● WHAT IS ASKED
Gather each line of the records where "Zustand" appears.

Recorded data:
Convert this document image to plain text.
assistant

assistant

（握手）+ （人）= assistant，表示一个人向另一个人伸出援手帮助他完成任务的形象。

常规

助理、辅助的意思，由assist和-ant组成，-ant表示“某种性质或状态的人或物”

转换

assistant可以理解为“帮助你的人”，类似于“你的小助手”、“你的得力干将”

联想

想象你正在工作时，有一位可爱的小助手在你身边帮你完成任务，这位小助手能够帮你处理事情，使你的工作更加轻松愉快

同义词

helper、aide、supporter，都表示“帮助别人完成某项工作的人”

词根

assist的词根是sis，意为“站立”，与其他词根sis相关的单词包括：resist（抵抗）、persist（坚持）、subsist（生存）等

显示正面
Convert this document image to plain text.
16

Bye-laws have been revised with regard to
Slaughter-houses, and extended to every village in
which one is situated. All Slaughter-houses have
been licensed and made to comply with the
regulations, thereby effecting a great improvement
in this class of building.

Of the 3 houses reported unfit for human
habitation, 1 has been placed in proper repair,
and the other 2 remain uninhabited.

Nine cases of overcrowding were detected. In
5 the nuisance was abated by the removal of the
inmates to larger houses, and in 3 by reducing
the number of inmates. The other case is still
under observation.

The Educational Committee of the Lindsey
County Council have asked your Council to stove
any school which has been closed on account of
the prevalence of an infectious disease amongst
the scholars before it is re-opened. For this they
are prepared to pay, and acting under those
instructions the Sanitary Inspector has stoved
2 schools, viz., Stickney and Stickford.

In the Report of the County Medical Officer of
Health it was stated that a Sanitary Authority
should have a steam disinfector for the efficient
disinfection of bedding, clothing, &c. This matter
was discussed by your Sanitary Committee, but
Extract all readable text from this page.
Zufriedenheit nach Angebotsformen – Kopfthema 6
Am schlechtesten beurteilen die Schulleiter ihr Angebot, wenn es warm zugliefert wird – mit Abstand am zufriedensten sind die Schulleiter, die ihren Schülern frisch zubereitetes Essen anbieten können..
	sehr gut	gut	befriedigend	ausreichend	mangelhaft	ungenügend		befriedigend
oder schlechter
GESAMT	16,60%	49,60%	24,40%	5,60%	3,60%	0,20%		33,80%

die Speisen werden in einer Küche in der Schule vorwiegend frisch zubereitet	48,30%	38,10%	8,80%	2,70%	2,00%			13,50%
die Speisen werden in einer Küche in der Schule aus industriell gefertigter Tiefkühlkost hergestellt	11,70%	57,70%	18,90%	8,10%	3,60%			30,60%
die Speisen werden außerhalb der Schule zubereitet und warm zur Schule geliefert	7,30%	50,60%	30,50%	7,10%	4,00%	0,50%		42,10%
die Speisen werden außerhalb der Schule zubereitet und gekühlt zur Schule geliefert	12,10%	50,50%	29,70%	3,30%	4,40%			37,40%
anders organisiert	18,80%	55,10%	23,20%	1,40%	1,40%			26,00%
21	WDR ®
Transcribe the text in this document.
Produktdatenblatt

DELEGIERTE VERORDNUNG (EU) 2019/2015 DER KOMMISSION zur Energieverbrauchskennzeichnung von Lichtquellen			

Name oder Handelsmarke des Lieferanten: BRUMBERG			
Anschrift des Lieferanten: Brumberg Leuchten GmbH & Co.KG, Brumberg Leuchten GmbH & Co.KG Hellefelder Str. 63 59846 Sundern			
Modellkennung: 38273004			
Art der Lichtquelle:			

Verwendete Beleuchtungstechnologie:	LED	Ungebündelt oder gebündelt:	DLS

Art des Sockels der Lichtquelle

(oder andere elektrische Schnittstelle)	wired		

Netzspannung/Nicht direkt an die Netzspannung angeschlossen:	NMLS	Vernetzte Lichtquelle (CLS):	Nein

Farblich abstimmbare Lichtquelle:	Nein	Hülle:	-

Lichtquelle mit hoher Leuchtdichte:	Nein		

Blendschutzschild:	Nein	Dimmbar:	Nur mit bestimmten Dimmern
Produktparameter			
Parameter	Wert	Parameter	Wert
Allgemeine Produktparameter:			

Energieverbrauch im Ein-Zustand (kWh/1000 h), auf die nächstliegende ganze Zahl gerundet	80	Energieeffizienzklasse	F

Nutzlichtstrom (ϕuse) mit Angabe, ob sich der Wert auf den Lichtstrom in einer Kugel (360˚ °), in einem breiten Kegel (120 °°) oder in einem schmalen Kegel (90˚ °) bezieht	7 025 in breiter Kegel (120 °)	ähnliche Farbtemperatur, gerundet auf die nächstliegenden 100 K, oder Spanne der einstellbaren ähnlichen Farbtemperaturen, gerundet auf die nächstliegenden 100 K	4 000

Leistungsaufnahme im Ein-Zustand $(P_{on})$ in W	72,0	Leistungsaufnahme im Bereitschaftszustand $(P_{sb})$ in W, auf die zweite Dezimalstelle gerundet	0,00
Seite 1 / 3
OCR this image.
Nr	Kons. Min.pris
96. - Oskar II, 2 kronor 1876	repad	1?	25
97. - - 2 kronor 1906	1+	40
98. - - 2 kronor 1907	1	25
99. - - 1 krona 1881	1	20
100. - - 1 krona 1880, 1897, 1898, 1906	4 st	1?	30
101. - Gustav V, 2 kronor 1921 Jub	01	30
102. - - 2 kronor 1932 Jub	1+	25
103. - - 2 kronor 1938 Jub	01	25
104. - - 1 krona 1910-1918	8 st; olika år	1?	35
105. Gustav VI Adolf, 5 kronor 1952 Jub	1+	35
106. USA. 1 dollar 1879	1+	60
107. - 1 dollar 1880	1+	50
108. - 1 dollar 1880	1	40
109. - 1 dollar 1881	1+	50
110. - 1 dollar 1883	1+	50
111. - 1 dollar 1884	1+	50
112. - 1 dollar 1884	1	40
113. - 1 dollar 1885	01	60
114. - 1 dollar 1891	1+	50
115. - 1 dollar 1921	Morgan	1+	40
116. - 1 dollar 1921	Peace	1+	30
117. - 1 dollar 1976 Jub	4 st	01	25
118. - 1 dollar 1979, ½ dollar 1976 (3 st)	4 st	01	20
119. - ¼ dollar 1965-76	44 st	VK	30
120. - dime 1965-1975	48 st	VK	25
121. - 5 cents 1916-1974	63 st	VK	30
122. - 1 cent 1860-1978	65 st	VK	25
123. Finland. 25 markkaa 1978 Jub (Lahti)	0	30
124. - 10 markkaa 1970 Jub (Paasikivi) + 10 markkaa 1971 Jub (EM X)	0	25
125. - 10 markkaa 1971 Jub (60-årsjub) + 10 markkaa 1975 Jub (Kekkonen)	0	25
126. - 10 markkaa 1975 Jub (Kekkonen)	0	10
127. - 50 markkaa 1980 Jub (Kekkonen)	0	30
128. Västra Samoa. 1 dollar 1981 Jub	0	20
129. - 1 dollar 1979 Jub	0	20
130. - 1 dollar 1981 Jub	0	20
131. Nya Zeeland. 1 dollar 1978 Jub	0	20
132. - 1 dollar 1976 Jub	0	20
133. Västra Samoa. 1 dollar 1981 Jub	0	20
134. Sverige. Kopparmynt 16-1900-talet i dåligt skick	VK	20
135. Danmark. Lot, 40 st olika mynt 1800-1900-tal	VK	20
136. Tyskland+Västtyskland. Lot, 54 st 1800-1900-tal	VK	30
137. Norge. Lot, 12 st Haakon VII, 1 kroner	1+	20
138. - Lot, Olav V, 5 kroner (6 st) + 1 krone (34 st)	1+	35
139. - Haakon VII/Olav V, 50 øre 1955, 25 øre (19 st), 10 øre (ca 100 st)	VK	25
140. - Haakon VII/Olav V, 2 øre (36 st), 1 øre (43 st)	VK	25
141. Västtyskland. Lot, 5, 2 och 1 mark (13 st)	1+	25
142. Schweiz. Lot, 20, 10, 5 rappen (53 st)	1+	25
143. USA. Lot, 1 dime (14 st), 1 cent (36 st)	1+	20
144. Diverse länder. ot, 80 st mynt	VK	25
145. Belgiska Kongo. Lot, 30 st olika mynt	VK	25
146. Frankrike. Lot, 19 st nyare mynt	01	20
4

● RIGHT ANSWER
Energieverbrauch im Ein-Zustand (kWh/1000 h), auf die nächstliegende ganze Zahl gerundet	80	Energieeffizienzklasse	F
Leistungsaufnahme im Ein-Zustand $(P_{on})$ in W	72,0	Leistungsaufnahme im Bereitschaftszustand $(P_{sb})$ in W, auf die zweite Dezimalstelle gerundet	0,00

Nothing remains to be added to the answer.